■ TO DO ■
List each line of the data that holds the string "Life", please.

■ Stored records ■
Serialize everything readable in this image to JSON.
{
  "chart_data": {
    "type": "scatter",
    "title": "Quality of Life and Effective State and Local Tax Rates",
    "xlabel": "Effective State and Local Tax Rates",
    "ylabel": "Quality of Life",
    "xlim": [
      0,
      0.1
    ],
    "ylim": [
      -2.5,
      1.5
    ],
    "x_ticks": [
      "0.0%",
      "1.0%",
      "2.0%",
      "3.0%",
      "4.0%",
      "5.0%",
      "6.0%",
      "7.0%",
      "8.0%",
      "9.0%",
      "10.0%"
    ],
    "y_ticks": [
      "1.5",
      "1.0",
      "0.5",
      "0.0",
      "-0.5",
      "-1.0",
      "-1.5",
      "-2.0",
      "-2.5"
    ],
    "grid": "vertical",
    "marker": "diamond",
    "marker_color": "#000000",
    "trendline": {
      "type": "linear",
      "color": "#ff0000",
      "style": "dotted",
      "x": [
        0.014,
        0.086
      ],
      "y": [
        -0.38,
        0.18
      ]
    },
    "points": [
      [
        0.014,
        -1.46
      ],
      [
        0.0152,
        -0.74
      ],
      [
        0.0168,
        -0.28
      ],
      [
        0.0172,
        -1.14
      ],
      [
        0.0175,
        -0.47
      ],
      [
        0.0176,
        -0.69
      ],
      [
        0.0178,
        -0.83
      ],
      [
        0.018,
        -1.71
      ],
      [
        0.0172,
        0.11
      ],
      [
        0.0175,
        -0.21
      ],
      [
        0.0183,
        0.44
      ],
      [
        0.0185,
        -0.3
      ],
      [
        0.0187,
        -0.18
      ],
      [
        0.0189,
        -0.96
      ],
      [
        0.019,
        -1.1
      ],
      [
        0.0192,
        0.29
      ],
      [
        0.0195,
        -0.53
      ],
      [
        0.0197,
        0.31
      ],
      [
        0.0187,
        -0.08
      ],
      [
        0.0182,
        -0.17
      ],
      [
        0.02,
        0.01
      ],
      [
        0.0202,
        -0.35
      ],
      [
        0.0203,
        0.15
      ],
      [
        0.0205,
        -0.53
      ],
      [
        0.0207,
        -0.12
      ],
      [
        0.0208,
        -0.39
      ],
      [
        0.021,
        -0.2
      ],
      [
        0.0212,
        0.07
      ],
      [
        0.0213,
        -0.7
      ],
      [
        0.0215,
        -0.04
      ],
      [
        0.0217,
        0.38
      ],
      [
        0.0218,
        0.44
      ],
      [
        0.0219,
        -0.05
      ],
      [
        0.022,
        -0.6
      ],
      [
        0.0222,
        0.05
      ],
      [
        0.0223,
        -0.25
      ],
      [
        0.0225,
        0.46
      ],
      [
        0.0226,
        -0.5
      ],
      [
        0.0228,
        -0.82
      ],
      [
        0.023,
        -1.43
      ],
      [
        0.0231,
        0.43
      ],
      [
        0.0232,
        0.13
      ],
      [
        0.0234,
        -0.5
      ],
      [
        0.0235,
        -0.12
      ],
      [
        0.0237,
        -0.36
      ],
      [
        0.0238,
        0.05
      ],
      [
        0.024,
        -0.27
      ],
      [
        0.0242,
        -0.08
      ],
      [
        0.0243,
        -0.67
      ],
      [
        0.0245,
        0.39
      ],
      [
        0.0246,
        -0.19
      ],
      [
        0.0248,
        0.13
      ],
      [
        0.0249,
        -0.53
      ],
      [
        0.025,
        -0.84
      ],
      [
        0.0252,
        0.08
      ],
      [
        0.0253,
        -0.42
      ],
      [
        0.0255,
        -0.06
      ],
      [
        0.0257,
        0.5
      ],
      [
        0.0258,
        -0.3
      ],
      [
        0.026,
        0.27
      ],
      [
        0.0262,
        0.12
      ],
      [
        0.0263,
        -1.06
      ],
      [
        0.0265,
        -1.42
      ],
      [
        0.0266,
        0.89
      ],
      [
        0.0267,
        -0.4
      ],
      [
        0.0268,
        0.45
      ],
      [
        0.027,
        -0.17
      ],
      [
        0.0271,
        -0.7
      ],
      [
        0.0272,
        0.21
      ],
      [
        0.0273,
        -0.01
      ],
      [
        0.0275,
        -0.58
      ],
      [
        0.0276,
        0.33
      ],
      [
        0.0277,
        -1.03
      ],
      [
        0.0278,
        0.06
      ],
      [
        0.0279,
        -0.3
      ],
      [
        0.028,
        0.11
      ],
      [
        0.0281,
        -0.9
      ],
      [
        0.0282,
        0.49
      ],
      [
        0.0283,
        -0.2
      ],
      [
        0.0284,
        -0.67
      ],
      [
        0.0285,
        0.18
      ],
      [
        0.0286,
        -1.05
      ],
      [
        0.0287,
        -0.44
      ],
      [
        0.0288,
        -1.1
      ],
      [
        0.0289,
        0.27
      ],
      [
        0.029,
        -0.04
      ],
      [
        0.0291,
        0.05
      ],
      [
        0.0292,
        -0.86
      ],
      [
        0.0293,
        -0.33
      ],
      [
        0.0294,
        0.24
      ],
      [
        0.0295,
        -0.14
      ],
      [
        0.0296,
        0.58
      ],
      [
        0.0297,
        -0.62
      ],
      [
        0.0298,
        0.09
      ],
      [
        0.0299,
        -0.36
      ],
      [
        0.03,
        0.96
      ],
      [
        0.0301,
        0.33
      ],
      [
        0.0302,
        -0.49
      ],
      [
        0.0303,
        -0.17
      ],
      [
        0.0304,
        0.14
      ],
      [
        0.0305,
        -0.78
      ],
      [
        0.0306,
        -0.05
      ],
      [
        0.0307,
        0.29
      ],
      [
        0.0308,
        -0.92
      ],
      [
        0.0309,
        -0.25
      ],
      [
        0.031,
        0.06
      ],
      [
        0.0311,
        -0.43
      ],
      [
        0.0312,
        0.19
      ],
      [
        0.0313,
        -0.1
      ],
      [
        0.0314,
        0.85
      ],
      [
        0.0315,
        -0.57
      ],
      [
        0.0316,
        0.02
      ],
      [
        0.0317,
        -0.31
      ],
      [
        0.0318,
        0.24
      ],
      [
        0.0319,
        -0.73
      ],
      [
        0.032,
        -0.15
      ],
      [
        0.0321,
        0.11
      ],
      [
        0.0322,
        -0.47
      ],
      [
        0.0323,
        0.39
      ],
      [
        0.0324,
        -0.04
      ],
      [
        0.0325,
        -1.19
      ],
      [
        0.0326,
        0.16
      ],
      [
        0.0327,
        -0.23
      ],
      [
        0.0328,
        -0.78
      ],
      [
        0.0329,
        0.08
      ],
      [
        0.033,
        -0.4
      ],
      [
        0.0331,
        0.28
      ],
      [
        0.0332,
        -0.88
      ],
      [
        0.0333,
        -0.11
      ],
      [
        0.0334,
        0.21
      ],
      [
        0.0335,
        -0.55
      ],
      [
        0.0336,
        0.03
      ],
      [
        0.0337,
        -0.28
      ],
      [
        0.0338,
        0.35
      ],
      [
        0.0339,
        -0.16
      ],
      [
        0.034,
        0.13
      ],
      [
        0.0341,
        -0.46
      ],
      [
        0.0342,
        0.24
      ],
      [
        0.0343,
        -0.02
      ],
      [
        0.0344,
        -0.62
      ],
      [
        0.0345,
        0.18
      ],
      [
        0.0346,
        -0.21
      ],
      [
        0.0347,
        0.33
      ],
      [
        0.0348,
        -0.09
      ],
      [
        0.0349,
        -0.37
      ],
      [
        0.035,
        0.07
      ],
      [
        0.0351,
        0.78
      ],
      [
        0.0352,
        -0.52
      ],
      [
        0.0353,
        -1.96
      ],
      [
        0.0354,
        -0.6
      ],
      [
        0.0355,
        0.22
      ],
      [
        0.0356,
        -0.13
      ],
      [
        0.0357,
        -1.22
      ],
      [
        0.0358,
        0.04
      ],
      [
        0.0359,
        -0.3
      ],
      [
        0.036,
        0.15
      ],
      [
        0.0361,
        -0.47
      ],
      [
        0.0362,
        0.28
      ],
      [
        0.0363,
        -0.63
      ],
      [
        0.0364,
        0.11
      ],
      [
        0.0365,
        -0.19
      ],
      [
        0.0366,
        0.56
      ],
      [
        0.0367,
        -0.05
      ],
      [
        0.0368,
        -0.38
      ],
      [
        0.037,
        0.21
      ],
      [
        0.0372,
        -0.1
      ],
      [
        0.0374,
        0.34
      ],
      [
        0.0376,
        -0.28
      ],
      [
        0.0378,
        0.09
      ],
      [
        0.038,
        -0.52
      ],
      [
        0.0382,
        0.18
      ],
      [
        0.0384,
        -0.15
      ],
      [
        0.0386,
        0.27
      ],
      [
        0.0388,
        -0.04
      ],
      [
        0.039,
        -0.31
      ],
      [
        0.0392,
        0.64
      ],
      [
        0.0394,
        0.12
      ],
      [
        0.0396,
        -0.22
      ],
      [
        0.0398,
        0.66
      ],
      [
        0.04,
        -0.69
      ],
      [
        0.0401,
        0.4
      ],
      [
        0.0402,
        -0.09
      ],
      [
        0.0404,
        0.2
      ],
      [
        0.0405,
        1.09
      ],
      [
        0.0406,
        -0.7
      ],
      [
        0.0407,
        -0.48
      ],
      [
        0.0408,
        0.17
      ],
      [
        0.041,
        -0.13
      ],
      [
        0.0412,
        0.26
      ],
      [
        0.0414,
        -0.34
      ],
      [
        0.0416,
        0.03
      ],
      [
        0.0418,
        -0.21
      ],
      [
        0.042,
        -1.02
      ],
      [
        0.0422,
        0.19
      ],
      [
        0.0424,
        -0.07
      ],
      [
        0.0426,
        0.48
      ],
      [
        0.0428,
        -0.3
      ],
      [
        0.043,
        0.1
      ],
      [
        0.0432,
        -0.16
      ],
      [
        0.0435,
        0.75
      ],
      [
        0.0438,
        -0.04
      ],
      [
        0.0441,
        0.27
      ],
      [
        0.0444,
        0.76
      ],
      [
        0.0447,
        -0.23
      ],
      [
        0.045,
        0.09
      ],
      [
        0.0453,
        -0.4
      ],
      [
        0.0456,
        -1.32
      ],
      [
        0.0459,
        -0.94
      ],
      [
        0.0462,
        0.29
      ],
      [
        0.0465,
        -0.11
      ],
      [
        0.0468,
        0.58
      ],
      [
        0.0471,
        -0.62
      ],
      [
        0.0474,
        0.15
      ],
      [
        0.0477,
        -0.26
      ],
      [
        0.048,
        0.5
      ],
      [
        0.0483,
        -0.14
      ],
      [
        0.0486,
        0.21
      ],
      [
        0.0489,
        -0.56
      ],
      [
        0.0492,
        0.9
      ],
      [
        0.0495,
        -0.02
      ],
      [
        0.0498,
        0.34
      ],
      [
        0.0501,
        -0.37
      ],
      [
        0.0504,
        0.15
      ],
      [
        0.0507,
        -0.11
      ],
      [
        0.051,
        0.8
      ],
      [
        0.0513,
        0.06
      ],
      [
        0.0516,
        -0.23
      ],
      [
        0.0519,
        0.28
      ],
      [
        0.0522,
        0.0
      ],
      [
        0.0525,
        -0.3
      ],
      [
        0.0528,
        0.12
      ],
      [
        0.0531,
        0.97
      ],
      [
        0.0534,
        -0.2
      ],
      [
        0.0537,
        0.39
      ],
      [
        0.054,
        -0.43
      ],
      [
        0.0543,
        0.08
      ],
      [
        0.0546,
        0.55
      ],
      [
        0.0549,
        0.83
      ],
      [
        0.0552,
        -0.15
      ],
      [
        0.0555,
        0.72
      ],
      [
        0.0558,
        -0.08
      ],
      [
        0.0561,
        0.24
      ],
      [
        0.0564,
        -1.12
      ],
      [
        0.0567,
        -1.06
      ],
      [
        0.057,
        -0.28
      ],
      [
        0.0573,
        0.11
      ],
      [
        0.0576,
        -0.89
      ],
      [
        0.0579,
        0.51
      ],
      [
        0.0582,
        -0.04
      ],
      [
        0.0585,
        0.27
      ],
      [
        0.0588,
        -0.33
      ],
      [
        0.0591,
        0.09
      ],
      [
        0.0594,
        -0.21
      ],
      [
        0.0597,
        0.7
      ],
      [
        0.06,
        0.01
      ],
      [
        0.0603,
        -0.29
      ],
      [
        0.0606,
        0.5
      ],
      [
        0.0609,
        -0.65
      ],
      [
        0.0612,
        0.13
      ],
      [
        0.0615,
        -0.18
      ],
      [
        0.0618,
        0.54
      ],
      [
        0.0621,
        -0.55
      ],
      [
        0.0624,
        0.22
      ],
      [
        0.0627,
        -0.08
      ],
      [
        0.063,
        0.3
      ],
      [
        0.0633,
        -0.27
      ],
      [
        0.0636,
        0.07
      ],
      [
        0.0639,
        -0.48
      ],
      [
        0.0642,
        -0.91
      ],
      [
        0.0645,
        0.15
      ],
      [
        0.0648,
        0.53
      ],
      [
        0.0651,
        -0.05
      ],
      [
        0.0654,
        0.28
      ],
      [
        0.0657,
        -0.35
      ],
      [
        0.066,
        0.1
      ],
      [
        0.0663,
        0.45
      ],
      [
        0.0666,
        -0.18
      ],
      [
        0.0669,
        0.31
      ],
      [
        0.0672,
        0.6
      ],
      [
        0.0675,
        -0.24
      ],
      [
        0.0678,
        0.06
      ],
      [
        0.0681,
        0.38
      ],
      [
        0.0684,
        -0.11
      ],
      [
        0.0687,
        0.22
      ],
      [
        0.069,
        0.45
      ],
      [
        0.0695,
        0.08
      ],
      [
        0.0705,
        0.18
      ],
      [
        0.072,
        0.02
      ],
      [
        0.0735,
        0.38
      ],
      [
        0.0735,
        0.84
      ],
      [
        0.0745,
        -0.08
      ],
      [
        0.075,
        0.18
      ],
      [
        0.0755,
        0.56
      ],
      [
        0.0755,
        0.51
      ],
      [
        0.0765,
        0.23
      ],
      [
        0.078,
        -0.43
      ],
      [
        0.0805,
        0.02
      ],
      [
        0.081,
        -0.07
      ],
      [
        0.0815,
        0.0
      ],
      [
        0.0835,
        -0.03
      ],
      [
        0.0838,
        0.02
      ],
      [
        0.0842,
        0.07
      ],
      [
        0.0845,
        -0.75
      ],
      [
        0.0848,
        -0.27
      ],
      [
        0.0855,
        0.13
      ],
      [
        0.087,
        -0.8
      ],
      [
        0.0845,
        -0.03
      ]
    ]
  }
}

■ WRITTEN ANSWER ■
    "title": "Quality of Life and Effective State and Local Tax Rates",
    "ylabel": "Quality of Life",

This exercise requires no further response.